Task to carry out –
Output every entry exactly as given.

--- Given records ---

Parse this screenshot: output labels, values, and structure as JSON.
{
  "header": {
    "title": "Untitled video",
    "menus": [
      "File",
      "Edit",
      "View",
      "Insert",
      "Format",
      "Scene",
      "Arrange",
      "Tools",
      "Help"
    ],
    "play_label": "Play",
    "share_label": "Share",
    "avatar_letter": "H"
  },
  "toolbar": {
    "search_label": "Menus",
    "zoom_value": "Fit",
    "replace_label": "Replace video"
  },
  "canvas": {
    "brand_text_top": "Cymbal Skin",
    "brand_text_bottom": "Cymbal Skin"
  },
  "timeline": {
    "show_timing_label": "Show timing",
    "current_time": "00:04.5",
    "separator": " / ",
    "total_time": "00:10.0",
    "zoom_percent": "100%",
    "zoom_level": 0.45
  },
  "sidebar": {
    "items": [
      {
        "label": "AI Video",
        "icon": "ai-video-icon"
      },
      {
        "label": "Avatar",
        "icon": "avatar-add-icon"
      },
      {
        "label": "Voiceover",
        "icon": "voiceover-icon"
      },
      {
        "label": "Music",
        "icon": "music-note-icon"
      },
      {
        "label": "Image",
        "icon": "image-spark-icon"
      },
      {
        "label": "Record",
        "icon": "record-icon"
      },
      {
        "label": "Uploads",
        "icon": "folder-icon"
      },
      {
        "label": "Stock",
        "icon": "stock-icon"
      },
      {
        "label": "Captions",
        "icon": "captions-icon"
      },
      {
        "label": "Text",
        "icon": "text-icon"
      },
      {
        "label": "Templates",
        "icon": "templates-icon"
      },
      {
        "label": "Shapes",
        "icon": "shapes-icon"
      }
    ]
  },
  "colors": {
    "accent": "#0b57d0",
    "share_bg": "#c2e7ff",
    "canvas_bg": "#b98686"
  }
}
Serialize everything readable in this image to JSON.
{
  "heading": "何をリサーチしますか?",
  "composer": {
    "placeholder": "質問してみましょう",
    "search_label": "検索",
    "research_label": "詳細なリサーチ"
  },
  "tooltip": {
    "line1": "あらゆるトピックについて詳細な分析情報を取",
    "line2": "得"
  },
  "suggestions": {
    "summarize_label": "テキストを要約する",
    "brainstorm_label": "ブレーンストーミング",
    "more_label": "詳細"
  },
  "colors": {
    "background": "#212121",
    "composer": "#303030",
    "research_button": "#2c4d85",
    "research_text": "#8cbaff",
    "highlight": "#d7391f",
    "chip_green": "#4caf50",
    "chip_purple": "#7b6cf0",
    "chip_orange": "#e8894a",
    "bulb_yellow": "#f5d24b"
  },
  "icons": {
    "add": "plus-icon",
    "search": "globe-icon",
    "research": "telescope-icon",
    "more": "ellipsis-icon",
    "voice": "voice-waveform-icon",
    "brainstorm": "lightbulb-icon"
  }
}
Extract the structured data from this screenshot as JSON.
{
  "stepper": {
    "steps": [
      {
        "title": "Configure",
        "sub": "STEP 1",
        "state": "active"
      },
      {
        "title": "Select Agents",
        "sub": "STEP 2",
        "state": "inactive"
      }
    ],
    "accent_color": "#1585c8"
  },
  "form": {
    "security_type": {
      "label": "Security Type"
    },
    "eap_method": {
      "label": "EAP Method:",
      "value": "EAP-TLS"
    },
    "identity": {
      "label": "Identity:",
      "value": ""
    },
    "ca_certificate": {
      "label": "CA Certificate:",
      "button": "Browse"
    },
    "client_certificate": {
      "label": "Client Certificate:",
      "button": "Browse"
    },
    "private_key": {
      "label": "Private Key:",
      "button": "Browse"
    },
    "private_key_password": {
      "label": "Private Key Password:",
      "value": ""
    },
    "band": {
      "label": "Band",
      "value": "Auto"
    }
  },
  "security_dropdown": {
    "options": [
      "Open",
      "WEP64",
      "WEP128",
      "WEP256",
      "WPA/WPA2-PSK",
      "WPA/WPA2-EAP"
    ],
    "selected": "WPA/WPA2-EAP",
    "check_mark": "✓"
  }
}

---

Expected answer –
Parse this screenshot: output labels, values, and structure as JSON.
{
  "header": {
    "title": "Untitled video",
    "menus": [
      "File",
      "Edit",
      "View",
      "Insert",
      "Format",
      "Scene",
      "Arrange",
      "Tools",
      "Help"
    ],
    "play_label": "Play",
    "share_label": "Share",
    "avatar_letter": "H"
  },
  "toolbar": {
    "search_label": "Menus",
    "zoom_value": "Fit",
    "replace_label": "Replace video"
  },
  "canvas": {
    "brand_text_top": "Cymbal Skin",
    "brand_text_bottom": "Cymbal Skin"
  },
  "timeline": {
    "show_timing_label": "Show timing",
    "current_time": "00:04.5",
    "separator": " / ",
    "total_time": "00:10.0",
    "zoom_percent": "100%",
    "zoom_level": 0.45
  },
  "sidebar": {
    "items": [
      {
        "label": "AI Video",
        "icon": "ai-video-icon"
      },
      {
        "label": "Avatar",
        "icon": "avatar-add-icon"
      },
      {
        "label": "Voiceover",
        "icon": "voiceover-icon"
      },
      {
        "label": "Music",
        "icon": "music-note-icon"
      },
      {
        "label": "Image",
        "icon": "image-spark-icon"
      },
      {
        "label": "Record",
        "icon": "record-icon"
      },
      {
        "label": "Uploads",
        "icon": "folder-icon"
      },
      {
        "label": "Stock",
        "icon": "stock-icon"
      },
      {
        "label": "Captions",
        "icon": "captions-icon"
      },
      {
        "label": "Text",
        "icon": "text-icon"
      },
      {
        "label": "Templates",
        "icon": "templates-icon"
      },
      {
        "label": "Shapes",
        "icon": "shapes-icon"
      }
    ]
  },
  "colors": {
    "accent": "#0b57d0",
    "share_bg": "#c2e7ff",
    "canvas_bg": "#b98686"
  }
}
Serialize everything readable in this image to JSON.
{
  "heading": "何をリサーチしますか?",
  "composer": {
    "placeholder": "質問してみましょう",
    "search_label": "検索",
    "research_label": "詳細なリサーチ"
  },
  "tooltip": {
    "line1": "あらゆるトピックについて詳細な分析情報を取",
    "line2": "得"
  },
  "suggestions": {
    "summarize_label": "テキストを要約する",
    "brainstorm_label": "ブレーンストーミング",
    "more_label": "詳細"
  },
  "colors": {
    "background": "#212121",
    "composer": "#303030",
    "research_button": "#2c4d85",
    "research_text": "#8cbaff",
    "highlight": "#d7391f",
    "chip_green": "#4caf50",
    "chip_purple": "#7b6cf0",
    "chip_orange": "#e8894a",
    "bulb_yellow": "#f5d24b"
  },
  "icons": {
    "add": "plus-icon",
    "search": "globe-icon",
    "research": "telescope-icon",
    "more": "ellipsis-icon",
    "voice": "voice-waveform-icon",
    "brainstorm": "lightbulb-icon"
  }
}
Extract the structured data from this screenshot as JSON.
{
  "stepper": {
    "steps": [
      {
        "title": "Configure",
        "sub": "STEP 1",
        "state": "active"
      },
      {
        "title": "Select Agents",
        "sub": "STEP 2",
        "state": "inactive"
      }
    ],
    "accent_color": "#1585c8"
  },
  "form": {
    "security_type": {
      "label": "Security Type"
    },
    "eap_method": {
      "label": "EAP Method:",
      "value": "EAP-TLS"
    },
    "identity": {
      "label": "Identity:",
      "value": ""
    },
    "ca_certificate": {
      "label": "CA Certificate:",
      "button": "Browse"
    },
    "client_certificate": {
      "label": "Client Certificate:",
      "button": "Browse"
    },
    "private_key": {
      "label": "Private Key:",
      "button": "Browse"
    },
    "private_key_password": {
      "label": "Private Key Password:",
      "value": ""
    },
    "band": {
      "label": "Band",
      "value": "Auto"
    }
  },
  "security_dropdown": {
    "options": [
      "Open",
      "WEP64",
      "WEP128",
      "WEP256",
      "WPA/WPA2-PSK",
      "WPA/WPA2-EAP"
    ],
    "selected": "WPA/WPA2-EAP",
    "check_mark": "✓"
  }
}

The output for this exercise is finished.